Collected data entries:
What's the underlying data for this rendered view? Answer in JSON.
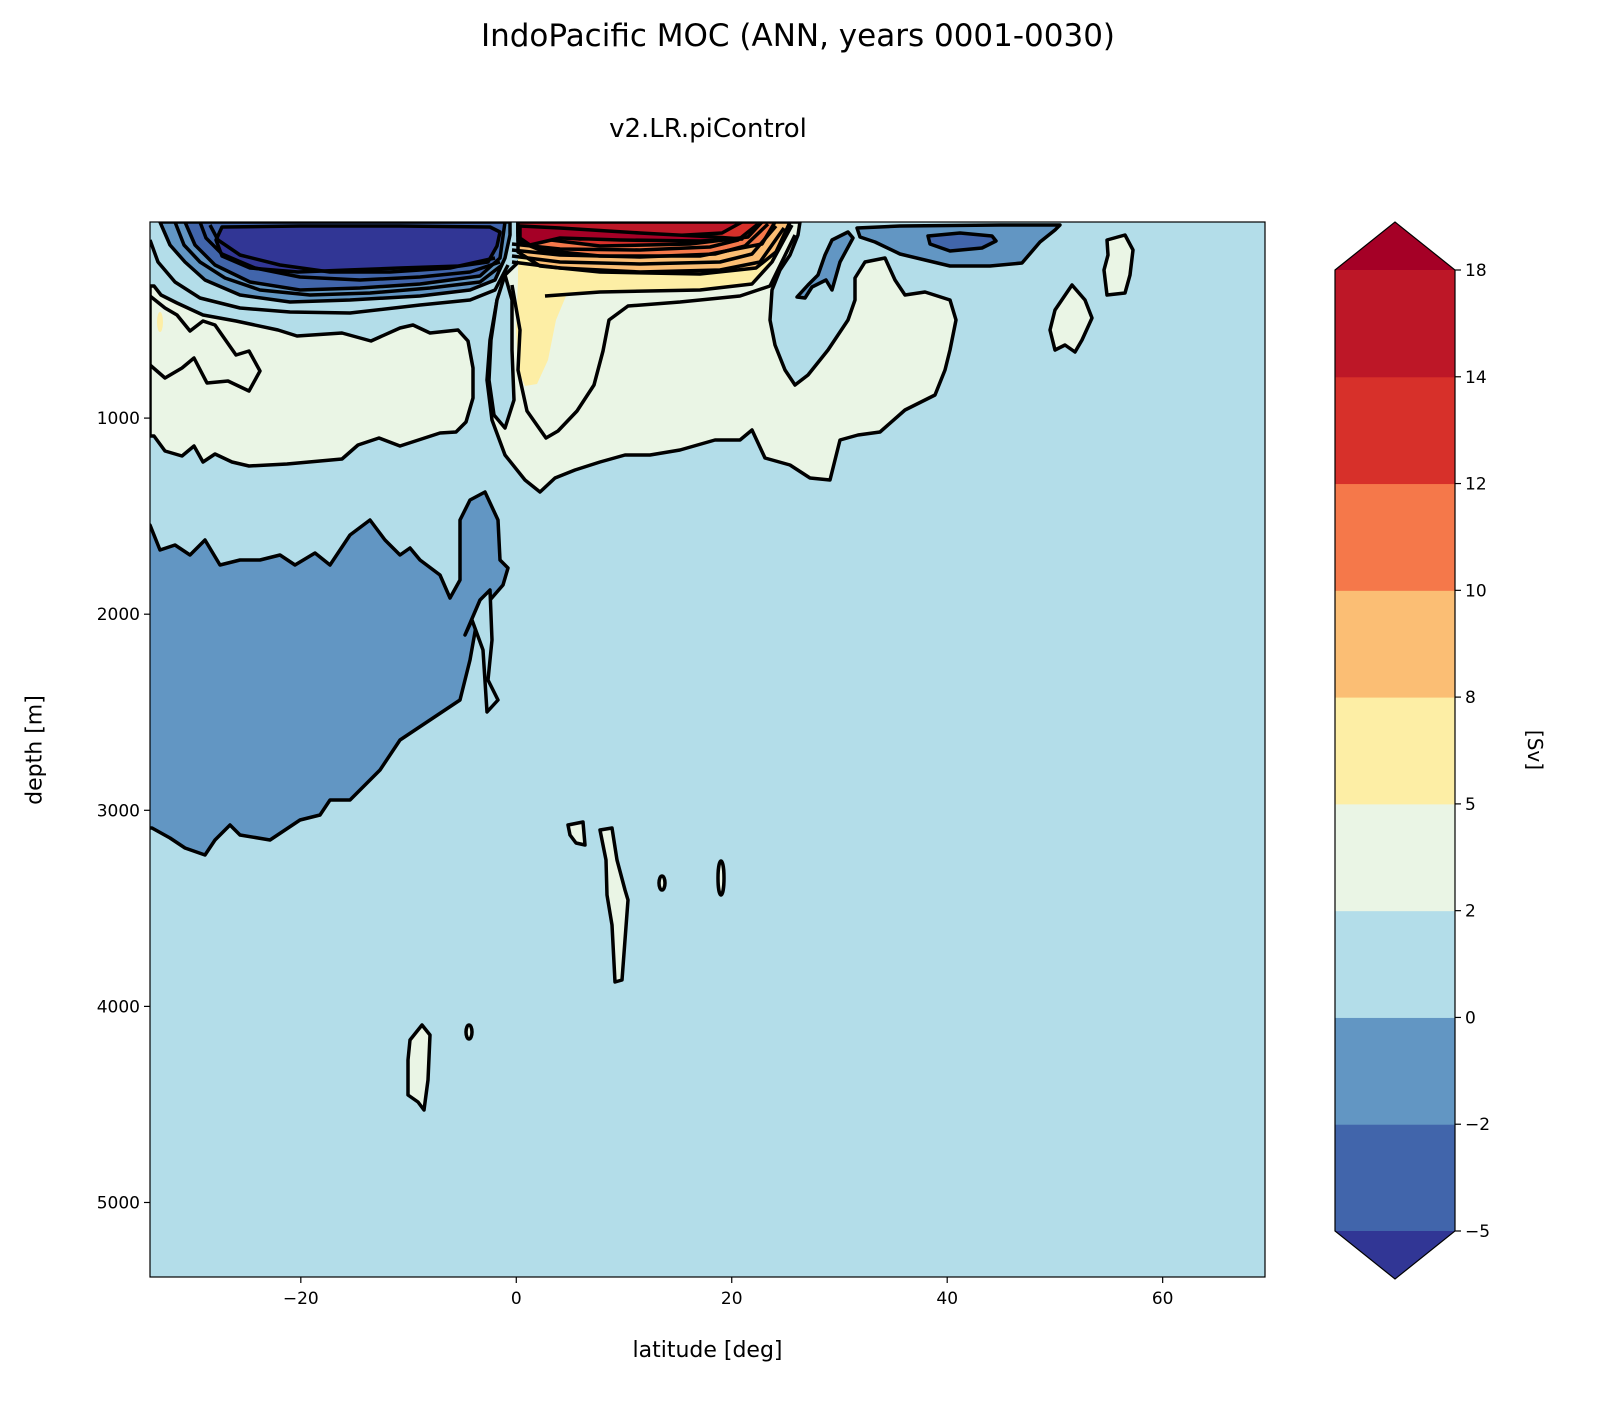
{
  "title": "IndoPacific MOC (ANN, years 0001-0030)",
  "subtitle": "v2.LR.piControl",
  "chart_data": {
    "type": "contourf",
    "title": "IndoPacific MOC (ANN, years 0001-0030)",
    "subtitle": "v2.LR.piControl",
    "xlabel": "latitude [deg]",
    "ylabel": "depth [m]",
    "colorbar_label": "[Sv]",
    "xlim": [
      -34,
      69.5
    ],
    "ylim": [
      5380,
      0
    ],
    "y_inverted": true,
    "x_ticks": [
      -20,
      0,
      20,
      40,
      60
    ],
    "x_tick_labels": [
      "−20",
      "0",
      "20",
      "40",
      "60"
    ],
    "y_ticks": [
      1000,
      2000,
      3000,
      4000,
      5000
    ],
    "y_tick_labels": [
      "1000",
      "2000",
      "3000",
      "4000",
      "5000"
    ],
    "levels": [
      -5,
      -2,
      0,
      2,
      5,
      8,
      10,
      12,
      14,
      18
    ],
    "level_labels": [
      "−5",
      "−2",
      "0",
      "2",
      "5",
      "8",
      "10",
      "12",
      "14",
      "18"
    ],
    "extend": "both",
    "colors": {
      "under": "#313695",
      "bands": [
        "#4165ab",
        "#6296c3",
        "#b3dde9",
        "#eaf5e5",
        "#fdeea5",
        "#fbbe74",
        "#f5784a",
        "#d7302a",
        "#bd1727"
      ],
      "over": "#a50026"
    },
    "contour_line_color": "#000000",
    "features": [
      "strong negative cell (< -5 Sv) near surface, 30S-0",
      "strong positive cell (> 18 Sv) near surface, 0-25N",
      "weak negative deep cell (-2 to 0 Sv) 34S-0, 1400-3200 m"
    ]
  }
}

Brief
From the data above, copy each line that has the string "surface".

Correct result
      "strong negative cell (< -5 Sv) near surface, 30S-0",
      "strong positive cell (> 18 Sv) near surface, 0-25N",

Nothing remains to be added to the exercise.